#### REQUEST:
Write down every entry below once more, exactly.

#### EXTRACTED MATERIAL:
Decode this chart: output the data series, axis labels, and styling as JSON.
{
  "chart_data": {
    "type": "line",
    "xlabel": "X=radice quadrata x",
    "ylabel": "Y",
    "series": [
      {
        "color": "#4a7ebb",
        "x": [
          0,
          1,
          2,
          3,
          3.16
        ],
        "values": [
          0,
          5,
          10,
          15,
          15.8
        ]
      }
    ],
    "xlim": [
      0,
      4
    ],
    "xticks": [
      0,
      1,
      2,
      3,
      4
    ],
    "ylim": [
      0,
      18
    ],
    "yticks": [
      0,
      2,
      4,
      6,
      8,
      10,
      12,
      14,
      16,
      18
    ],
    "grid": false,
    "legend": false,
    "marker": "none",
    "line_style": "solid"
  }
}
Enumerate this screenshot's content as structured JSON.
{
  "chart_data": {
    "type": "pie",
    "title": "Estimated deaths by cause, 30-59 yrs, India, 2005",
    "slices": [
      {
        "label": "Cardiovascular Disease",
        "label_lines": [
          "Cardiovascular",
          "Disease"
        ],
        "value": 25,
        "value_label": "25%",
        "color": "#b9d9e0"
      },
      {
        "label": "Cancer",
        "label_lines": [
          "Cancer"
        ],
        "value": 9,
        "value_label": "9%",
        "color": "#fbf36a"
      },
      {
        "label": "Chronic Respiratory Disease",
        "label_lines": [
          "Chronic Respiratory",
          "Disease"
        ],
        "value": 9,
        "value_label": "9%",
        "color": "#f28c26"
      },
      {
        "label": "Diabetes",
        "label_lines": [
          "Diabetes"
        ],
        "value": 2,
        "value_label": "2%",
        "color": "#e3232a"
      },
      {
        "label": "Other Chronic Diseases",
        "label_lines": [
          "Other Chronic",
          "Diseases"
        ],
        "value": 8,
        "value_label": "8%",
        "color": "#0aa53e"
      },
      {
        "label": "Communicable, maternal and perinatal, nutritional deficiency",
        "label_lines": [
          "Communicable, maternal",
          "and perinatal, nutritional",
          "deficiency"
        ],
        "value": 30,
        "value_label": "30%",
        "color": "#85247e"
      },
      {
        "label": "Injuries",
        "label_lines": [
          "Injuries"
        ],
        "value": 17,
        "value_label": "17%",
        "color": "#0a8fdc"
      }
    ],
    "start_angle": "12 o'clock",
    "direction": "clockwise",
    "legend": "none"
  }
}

#### ANSWER TO THE TASK:
Decode this chart: output the data series, axis labels, and styling as JSON.
{
  "chart_data": {
    "type": "line",
    "xlabel": "X=radice quadrata x",
    "ylabel": "Y",
    "series": [
      {
        "color": "#4a7ebb",
        "x": [
          0,
          1,
          2,
          3,
          3.16
        ],
        "values": [
          0,
          5,
          10,
          15,
          15.8
        ]
      }
    ],
    "xlim": [
      0,
      4
    ],
    "xticks": [
      0,
      1,
      2,
      3,
      4
    ],
    "ylim": [
      0,
      18
    ],
    "yticks": [
      0,
      2,
      4,
      6,
      8,
      10,
      12,
      14,
      16,
      18
    ],
    "grid": false,
    "legend": false,
    "marker": "none",
    "line_style": "solid"
  }
}
Enumerate this screenshot's content as structured JSON.
{
  "chart_data": {
    "type": "pie",
    "title": "Estimated deaths by cause, 30-59 yrs, India, 2005",
    "slices": [
      {
        "label": "Cardiovascular Disease",
        "label_lines": [
          "Cardiovascular",
          "Disease"
        ],
        "value": 25,
        "value_label": "25%",
        "color": "#b9d9e0"
      },
      {
        "label": "Cancer",
        "label_lines": [
          "Cancer"
        ],
        "value": 9,
        "value_label": "9%",
        "color": "#fbf36a"
      },
      {
        "label": "Chronic Respiratory Disease",
        "label_lines": [
          "Chronic Respiratory",
          "Disease"
        ],
        "value": 9,
        "value_label": "9%",
        "color": "#f28c26"
      },
      {
        "label": "Diabetes",
        "label_lines": [
          "Diabetes"
        ],
        "value": 2,
        "value_label": "2%",
        "color": "#e3232a"
      },
      {
        "label": "Other Chronic Diseases",
        "label_lines": [
          "Other Chronic",
          "Diseases"
        ],
        "value": 8,
        "value_label": "8%",
        "color": "#0aa53e"
      },
      {
        "label": "Communicable, maternal and perinatal, nutritional deficiency",
        "label_lines": [
          "Communicable, maternal",
          "and perinatal, nutritional",
          "deficiency"
        ],
        "value": 30,
        "value_label": "30%",
        "color": "#85247e"
      },
      {
        "label": "Injuries",
        "label_lines": [
          "Injuries"
        ],
        "value": 17,
        "value_label": "17%",
        "color": "#0a8fdc"
      }
    ],
    "start_angle": "12 o'clock",
    "direction": "clockwise",
    "legend": "none"
  }
}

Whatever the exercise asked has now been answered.